_Task goal:_
Pull out every line below containing the word "document".

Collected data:
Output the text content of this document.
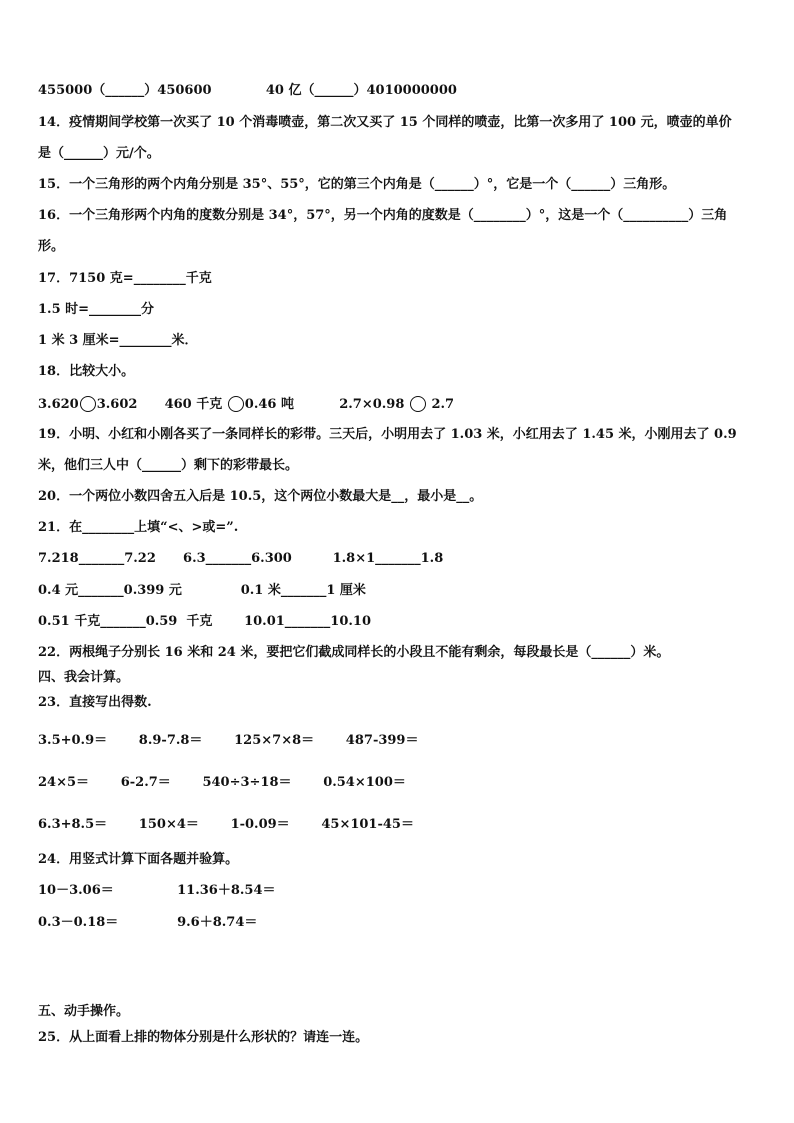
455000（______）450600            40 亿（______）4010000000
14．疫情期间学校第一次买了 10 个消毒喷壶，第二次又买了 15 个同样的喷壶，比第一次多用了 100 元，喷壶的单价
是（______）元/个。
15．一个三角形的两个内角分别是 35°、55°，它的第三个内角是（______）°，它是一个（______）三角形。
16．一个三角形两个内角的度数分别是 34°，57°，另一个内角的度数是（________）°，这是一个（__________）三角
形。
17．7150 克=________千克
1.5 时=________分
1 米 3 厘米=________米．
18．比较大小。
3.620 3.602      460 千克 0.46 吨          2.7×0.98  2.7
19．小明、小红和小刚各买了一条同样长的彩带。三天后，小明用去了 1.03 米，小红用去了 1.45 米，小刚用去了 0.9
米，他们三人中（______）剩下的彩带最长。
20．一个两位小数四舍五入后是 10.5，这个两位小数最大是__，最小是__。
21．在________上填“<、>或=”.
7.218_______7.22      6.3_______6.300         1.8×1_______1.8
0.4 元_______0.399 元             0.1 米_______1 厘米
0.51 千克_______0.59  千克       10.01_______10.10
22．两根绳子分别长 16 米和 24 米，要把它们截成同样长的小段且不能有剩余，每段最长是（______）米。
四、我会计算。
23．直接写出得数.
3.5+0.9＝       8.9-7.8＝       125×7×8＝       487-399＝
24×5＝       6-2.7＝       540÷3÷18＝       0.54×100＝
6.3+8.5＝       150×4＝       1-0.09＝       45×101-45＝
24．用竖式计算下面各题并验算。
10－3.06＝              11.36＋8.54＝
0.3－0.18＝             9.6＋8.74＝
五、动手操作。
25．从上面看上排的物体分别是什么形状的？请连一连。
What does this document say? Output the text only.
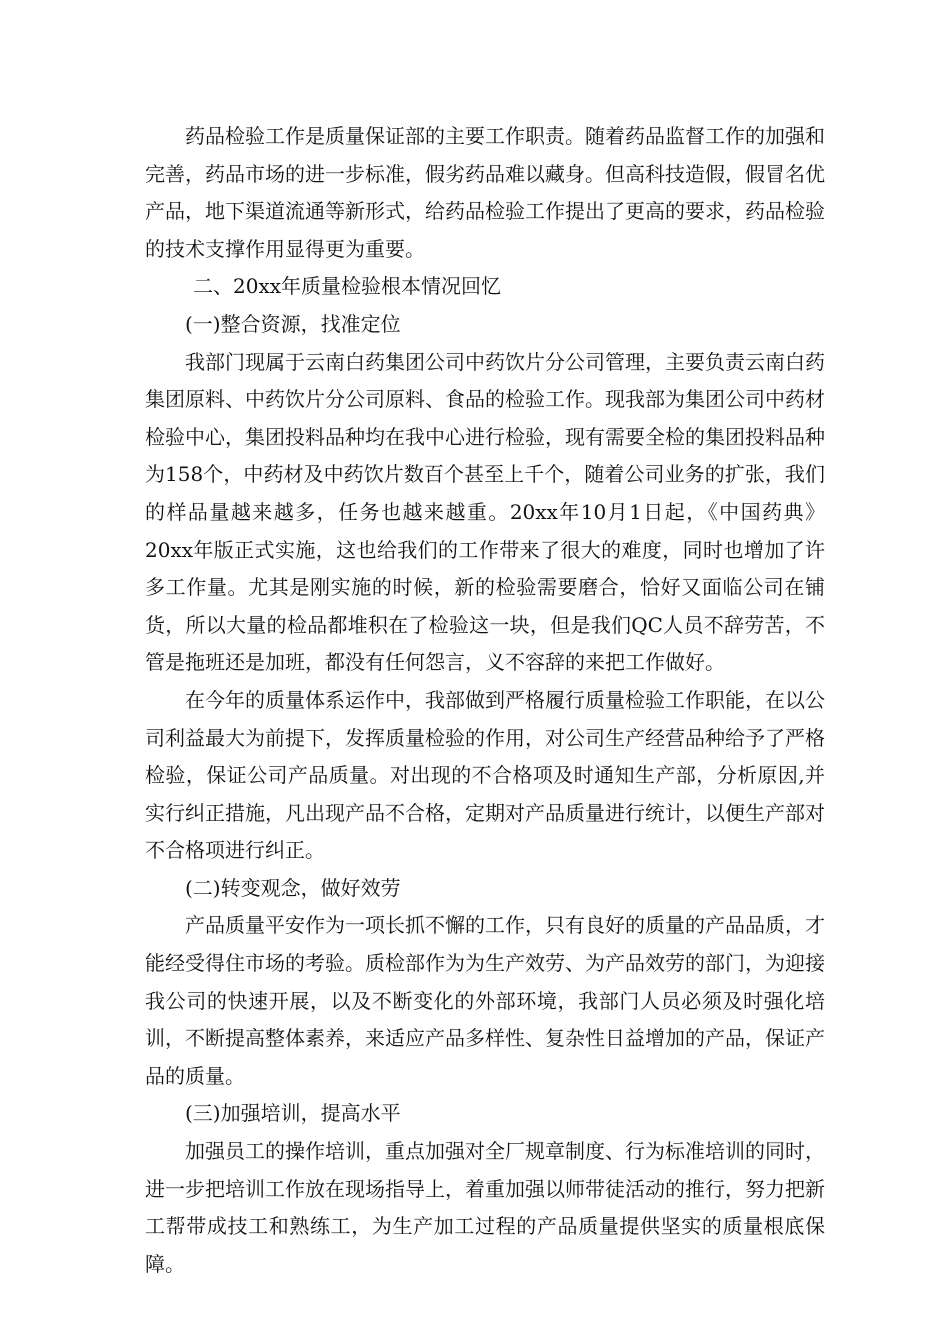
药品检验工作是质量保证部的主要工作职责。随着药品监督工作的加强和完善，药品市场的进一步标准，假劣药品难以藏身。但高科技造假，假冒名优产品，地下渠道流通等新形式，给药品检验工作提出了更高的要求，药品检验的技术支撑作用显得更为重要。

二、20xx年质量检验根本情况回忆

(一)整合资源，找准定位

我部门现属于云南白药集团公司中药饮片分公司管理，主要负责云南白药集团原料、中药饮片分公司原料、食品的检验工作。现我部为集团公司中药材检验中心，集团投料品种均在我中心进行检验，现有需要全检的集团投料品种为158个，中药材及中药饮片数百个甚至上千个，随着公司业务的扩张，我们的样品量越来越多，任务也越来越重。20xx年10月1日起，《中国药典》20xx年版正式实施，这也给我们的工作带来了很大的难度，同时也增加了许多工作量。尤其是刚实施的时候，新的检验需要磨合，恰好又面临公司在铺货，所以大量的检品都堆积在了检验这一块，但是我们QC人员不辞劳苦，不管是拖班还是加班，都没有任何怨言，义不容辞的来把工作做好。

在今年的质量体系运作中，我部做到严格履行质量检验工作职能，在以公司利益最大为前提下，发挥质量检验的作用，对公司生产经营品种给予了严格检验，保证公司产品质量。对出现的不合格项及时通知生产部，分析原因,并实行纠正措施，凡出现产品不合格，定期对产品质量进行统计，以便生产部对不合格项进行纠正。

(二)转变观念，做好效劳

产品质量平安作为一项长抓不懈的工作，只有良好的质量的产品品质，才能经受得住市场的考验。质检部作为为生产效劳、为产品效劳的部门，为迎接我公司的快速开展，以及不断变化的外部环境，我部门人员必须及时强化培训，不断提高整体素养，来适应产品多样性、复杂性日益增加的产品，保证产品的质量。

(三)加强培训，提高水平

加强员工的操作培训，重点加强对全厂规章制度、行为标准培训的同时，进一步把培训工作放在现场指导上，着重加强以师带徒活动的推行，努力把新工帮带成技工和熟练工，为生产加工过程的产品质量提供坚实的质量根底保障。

--

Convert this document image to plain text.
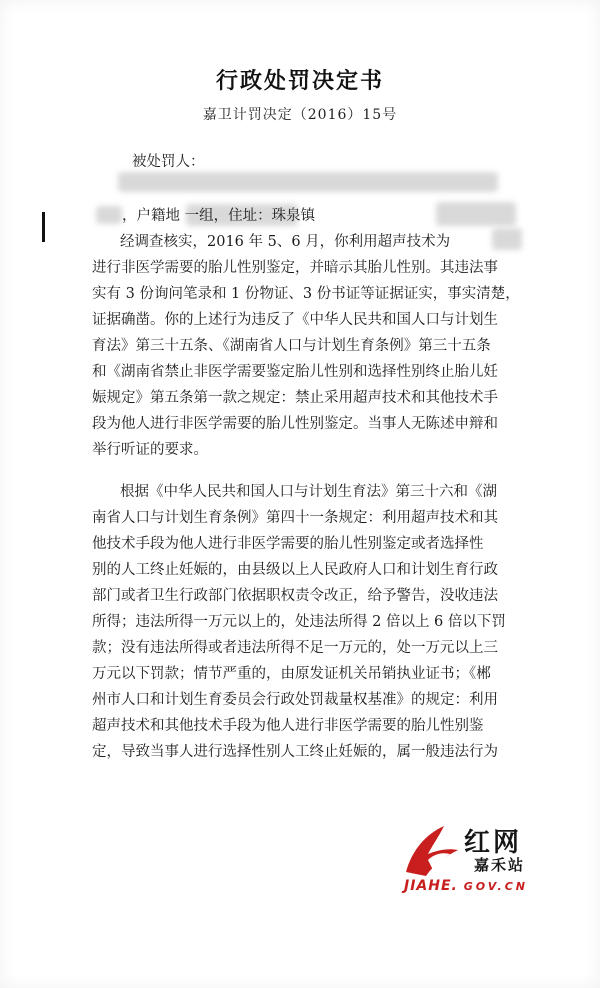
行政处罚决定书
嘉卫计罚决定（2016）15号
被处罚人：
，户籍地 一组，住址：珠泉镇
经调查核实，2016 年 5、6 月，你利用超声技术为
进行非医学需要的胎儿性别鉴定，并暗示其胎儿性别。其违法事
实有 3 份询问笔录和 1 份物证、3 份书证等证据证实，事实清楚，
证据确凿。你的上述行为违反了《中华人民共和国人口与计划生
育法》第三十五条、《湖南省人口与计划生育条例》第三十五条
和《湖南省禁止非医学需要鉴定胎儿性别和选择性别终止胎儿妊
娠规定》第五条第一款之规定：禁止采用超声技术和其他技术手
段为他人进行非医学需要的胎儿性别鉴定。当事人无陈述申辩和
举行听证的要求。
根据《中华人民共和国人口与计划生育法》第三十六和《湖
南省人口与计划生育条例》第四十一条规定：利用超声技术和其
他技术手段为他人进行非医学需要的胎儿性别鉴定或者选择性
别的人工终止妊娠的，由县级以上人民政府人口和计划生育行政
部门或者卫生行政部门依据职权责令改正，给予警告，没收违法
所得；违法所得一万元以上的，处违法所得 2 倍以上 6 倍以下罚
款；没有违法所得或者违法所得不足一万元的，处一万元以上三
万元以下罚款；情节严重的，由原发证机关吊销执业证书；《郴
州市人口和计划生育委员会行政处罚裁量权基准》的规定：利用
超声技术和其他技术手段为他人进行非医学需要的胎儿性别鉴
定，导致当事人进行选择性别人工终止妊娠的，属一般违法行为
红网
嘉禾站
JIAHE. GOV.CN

--

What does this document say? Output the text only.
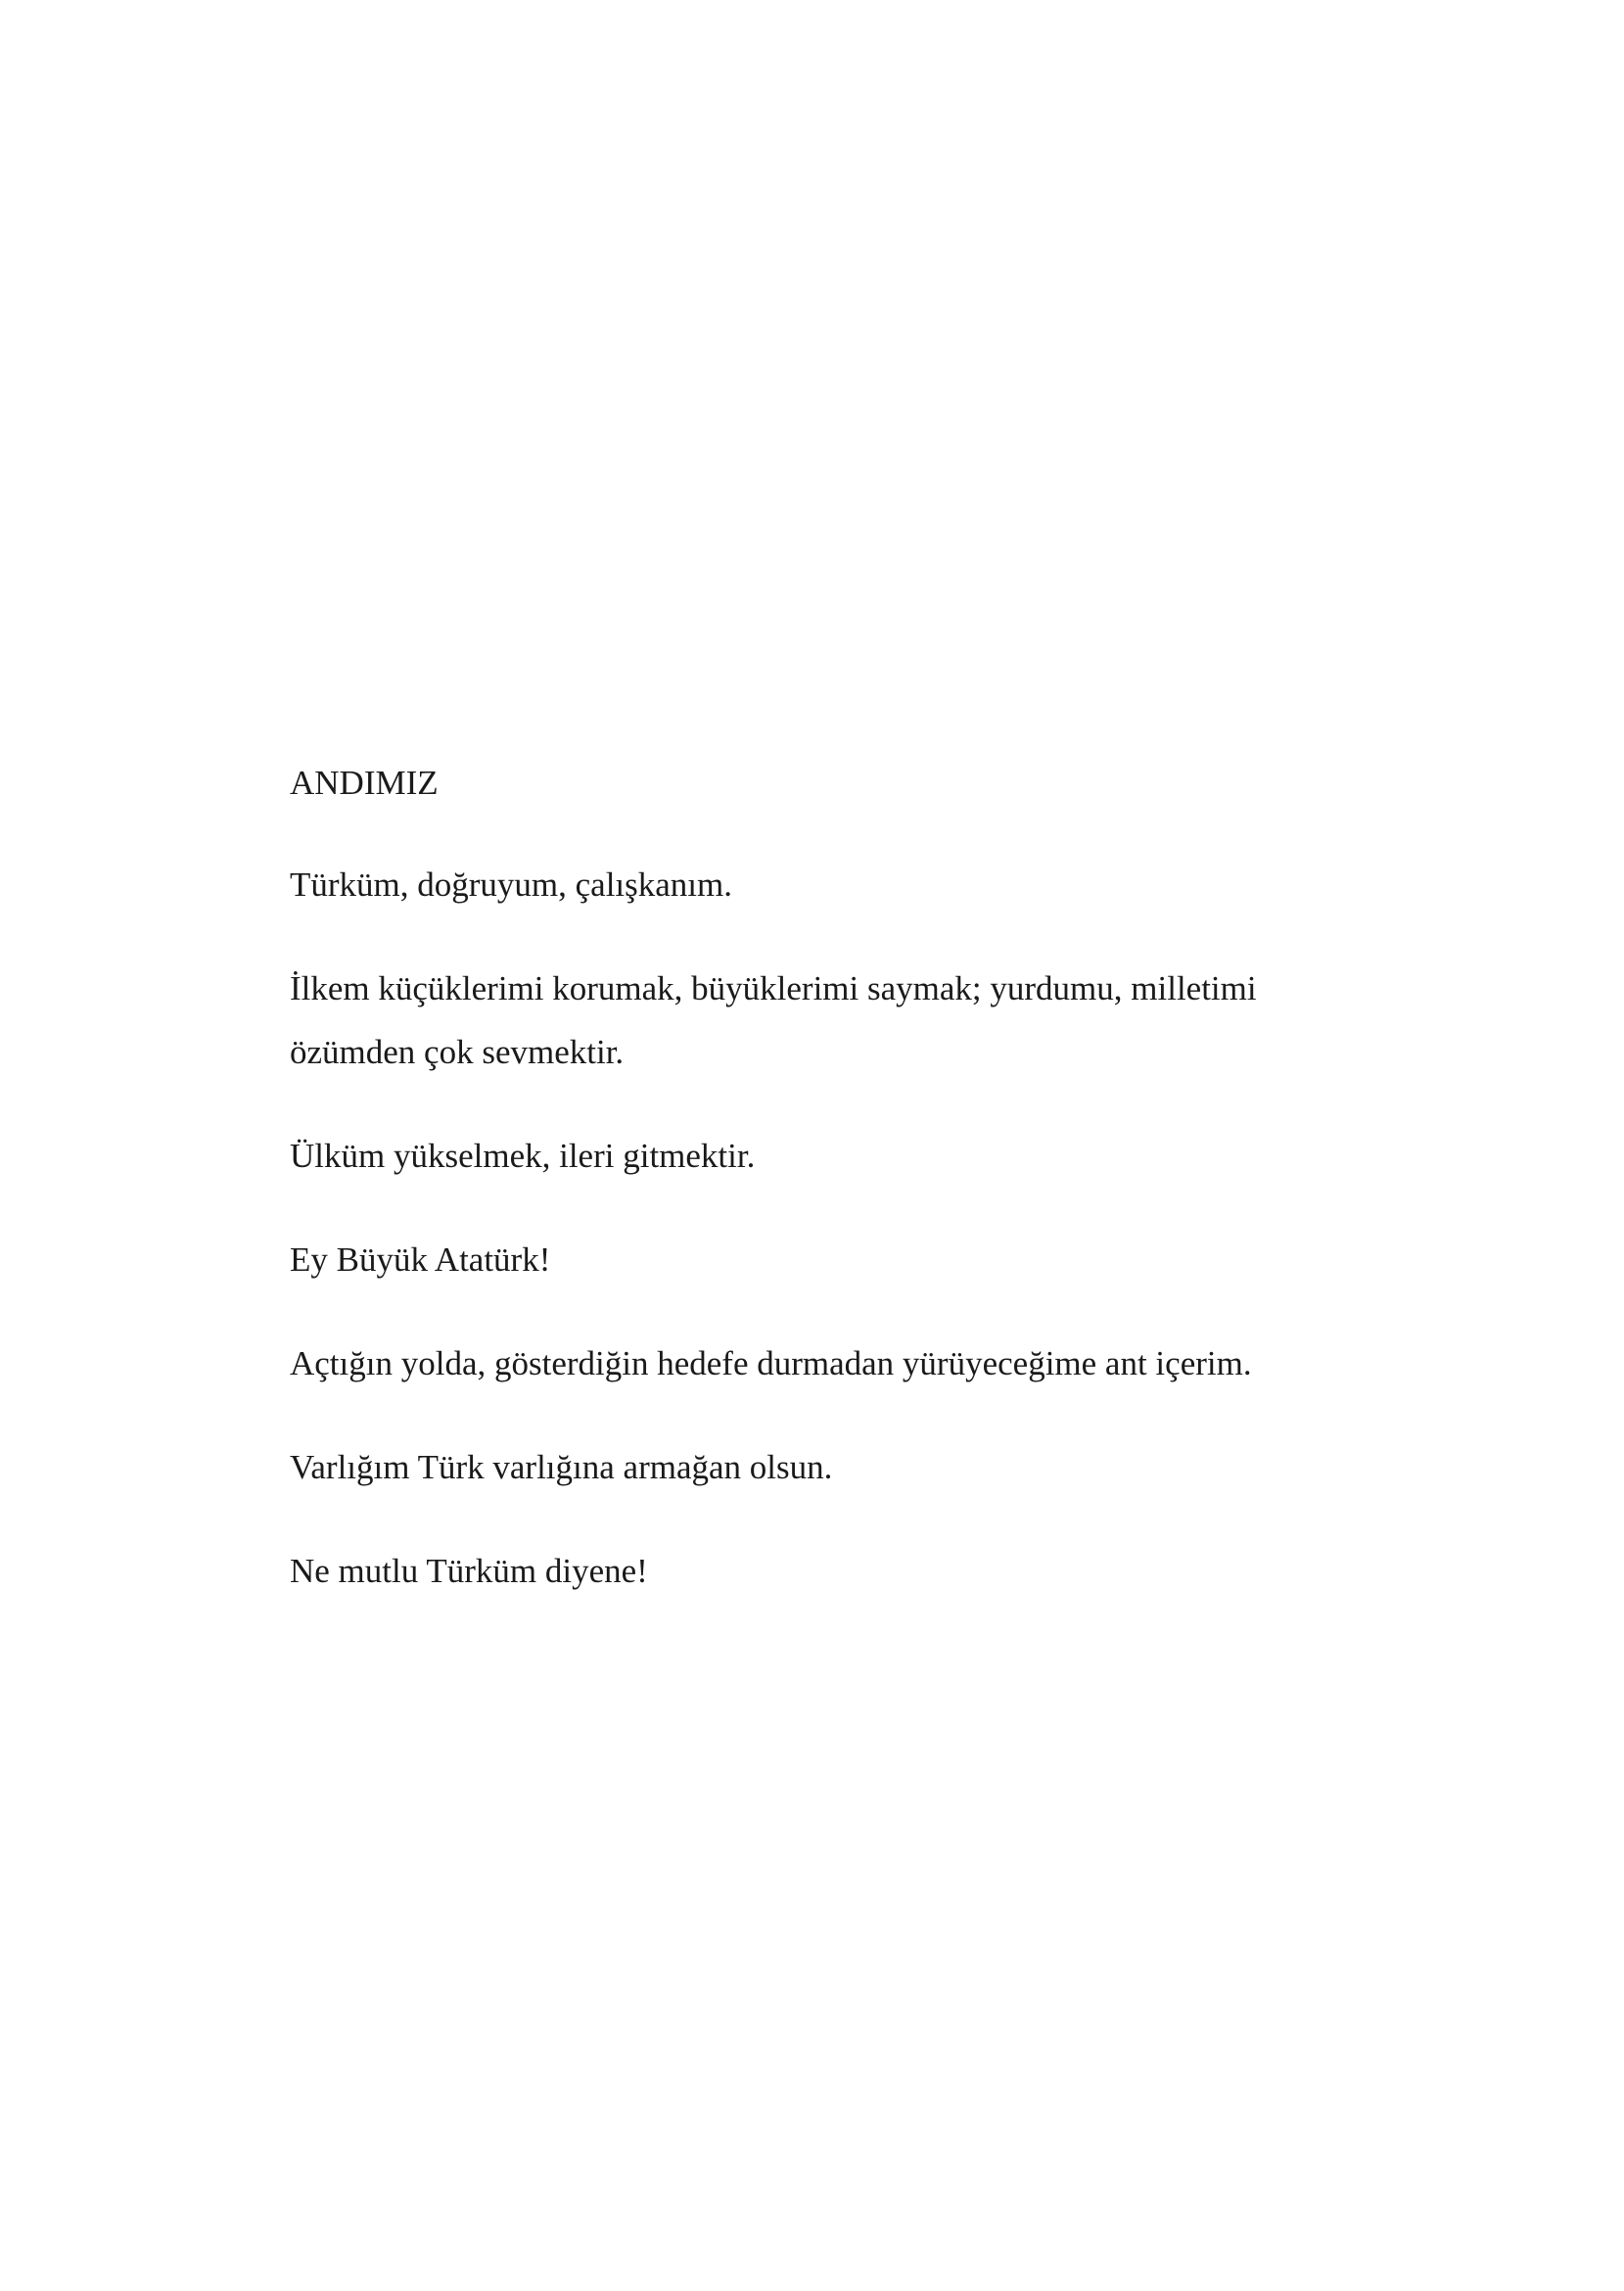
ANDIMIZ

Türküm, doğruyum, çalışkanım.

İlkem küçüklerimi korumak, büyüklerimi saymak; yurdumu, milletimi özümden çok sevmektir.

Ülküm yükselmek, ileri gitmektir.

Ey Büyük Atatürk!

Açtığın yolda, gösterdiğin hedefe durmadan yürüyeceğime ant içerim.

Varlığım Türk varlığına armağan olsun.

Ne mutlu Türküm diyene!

_Exercise response:_
Output the text content of this document.
What does this document say? Output the text only.
Convert this document image to plain text.
What does this document say? Output the text only.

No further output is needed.